# Work to do
Starting at the line with "What text is on this page?" and stopping at the final line, retype the data below exactly; do not carry over any pictures.

============

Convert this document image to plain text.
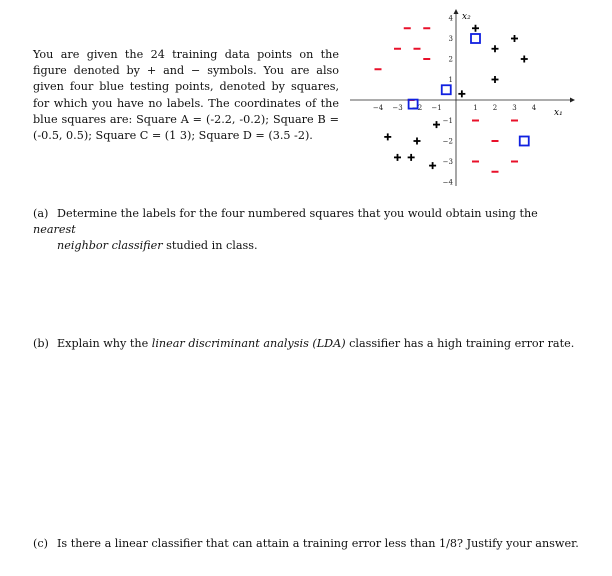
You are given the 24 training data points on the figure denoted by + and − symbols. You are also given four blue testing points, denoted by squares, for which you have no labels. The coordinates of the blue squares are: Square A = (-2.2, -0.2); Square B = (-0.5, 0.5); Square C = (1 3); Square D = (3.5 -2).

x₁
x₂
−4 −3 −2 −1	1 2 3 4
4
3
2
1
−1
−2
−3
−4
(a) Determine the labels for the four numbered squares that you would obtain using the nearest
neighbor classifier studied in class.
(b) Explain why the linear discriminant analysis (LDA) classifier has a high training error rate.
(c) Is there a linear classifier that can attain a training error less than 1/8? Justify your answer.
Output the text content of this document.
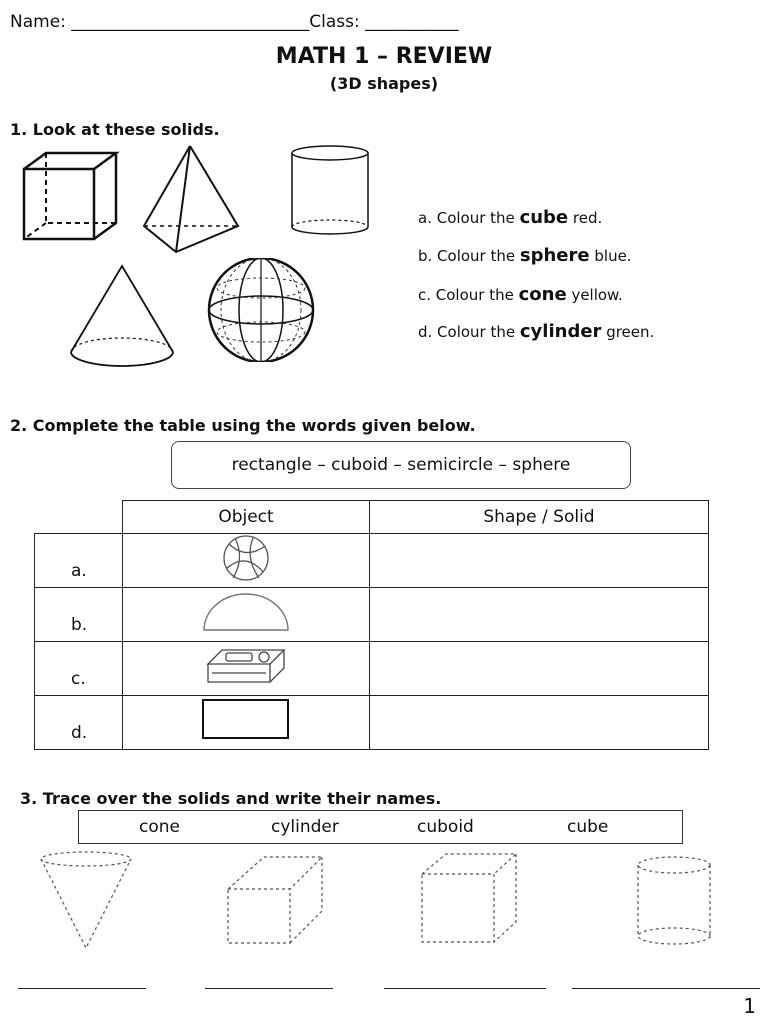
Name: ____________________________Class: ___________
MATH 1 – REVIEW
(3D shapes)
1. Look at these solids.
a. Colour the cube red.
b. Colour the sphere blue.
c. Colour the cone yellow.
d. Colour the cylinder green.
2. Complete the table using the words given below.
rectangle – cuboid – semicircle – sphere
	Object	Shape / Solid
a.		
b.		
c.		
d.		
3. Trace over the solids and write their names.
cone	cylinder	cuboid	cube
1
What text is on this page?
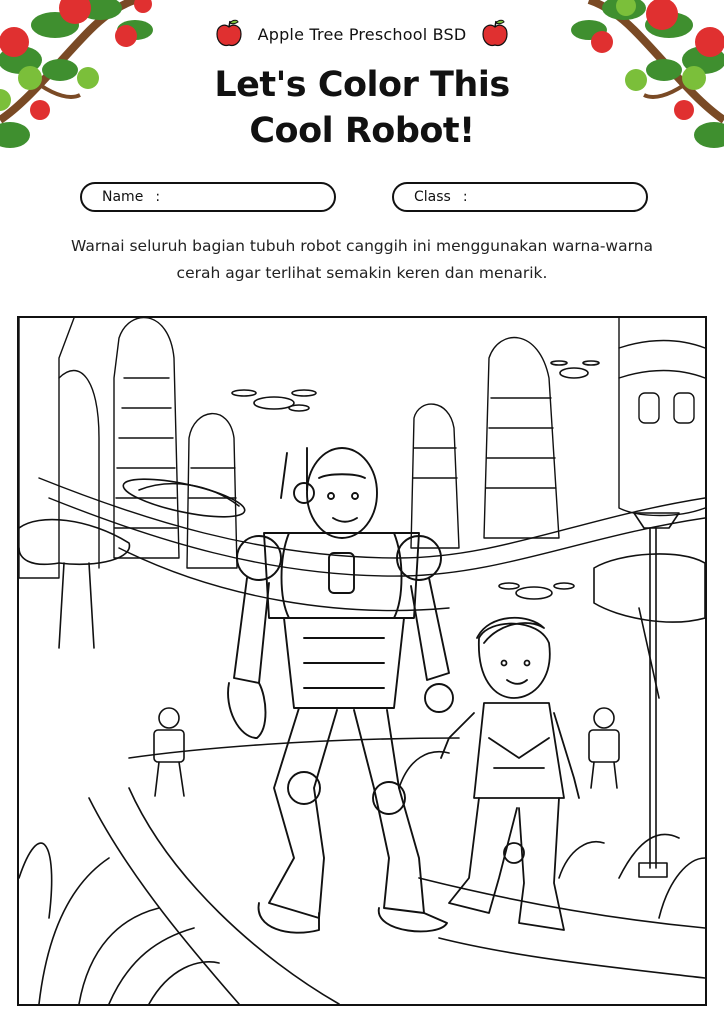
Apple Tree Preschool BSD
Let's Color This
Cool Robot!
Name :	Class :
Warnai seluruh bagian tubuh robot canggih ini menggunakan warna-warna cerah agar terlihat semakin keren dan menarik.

============

# Solution to this exercise
What text is on this page?
Apple Tree Preschool BSD
Let's Color This
Cool Robot!
Name :	Class :
Warnai seluruh bagian tubuh robot canggih ini menggunakan warna-warna cerah agar terlihat semakin keren dan menarik.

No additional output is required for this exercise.